La Communauté économique des États de l’Afrique de l’Ouest (Cedeao) a annoncé, le 29 juin, le possible aboutissement, en 2020, d’une nouvelle monnaie commune pour les quinze pays qui la composent. L’effet de surprise a joué à plein, et l’information a suscité peu de réactions parmi les opposants au franc CFA. Il semble en effet que, sur certaines questions, il y ait eu des progrès.
Les choix opérés montrent d’ailleurs un savant équilibre entre les éléments s’inspirant des pays anglophones (le nom « eco » reprenant le début du sigle en anglais de la zone, déjà popularisé par Ecobank ; le change flexible) et des pays francophones de la Cedeao (Banque centrale fédérale ; politique monétaire privilégiant la stabilité de la monnaie plutôt que le rythme de croissance).
Mais des difficultés cruciales ont aussi été nettement soulignées. Non-respect actuel par la plupart des pays de nombreux critères de convergence d’économie et de politique publique, tels ceux du déficit public, du niveau minimum de réserves de change ou d’un plafond d’inflation. Retard dans la mise en œuvre des réformes structurelles indispensables pour faciliter l’application de ces critères de convergence.
L’Uemoa en avant-garde ?
Enfin, de nombreux points n’ont pas fait l’objet d’informations malgré leur caractère parfois délicat : degré d’indépendance de la future Banque centrale par rapport aux États ; date de lancement effectif de la nouvelle monnaie ; composition précise du panier de monnaies de référence ; et, surtout, périmètre dans lequel sera initialement admis l’eco.
La longue expérience d’usage commun du franc CFA est un atout.
Sur ce plan, même si les déclarations officielles ont été prudentes, tous les commentaires ont clairement retenu l’hypothèse d’une mise en place d’abord limitée à quelques pays, et notamment ceux de l’Uemoa.
L’option semble en effet la plus pertinente. La longue expérience d’usage commun du franc CFA est un atout. L’exemple de l’UE montre aussi que la gestion d’une monnaie unique est facilitée dans un espace plus restreint. Même si cette solution est moins ambitieuse, elle constituerait malgré tout une première étape importante. L’Uemoa rassemble en effet le tiers des habitants de la Cedeao et pèse 20 % de son PIB.
Cette zone francophone est plus importante que le Maroc ou s’approche de la Communauté d’Afrique de l’Est, et est de surcroît homogène par sa langue et ses structures économiques. Malgré tout, ce lancement limité constituerait un immense défi pour ces « pays du CFA ».

**LES CONSIGNES**
1. D'après le texte sur la monnaie eco, quelle part du PIB de la Cedeao l'Uemoa représente-t-elle ?
2. Traduisez en anglais la phrase suivante du texte sur la monnaie eco : « L’Uemoa rassemble en effet le tiers des habitants de la Cedeao et pèse 20 % de son PIB. »
Les données ne servent à rien ici.

**EXTRAIT SOURCE**
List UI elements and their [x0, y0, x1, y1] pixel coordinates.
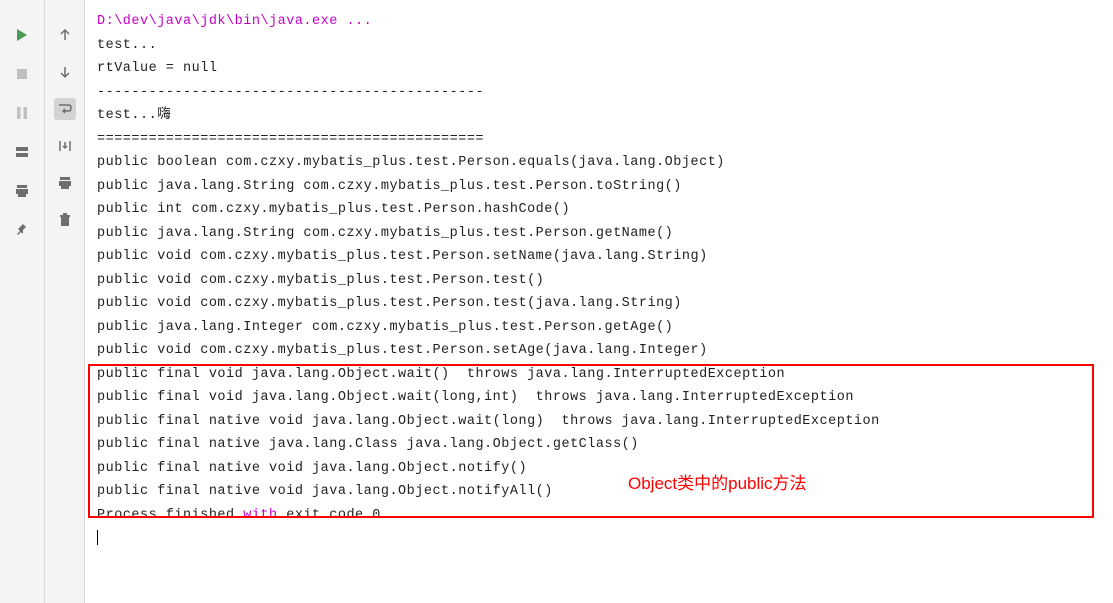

**RÉPONSES**
1. 20 %.

2. WAEMU in fact brings together one third of ECOWAS's inhabitants and accounts for 20% of its GDP.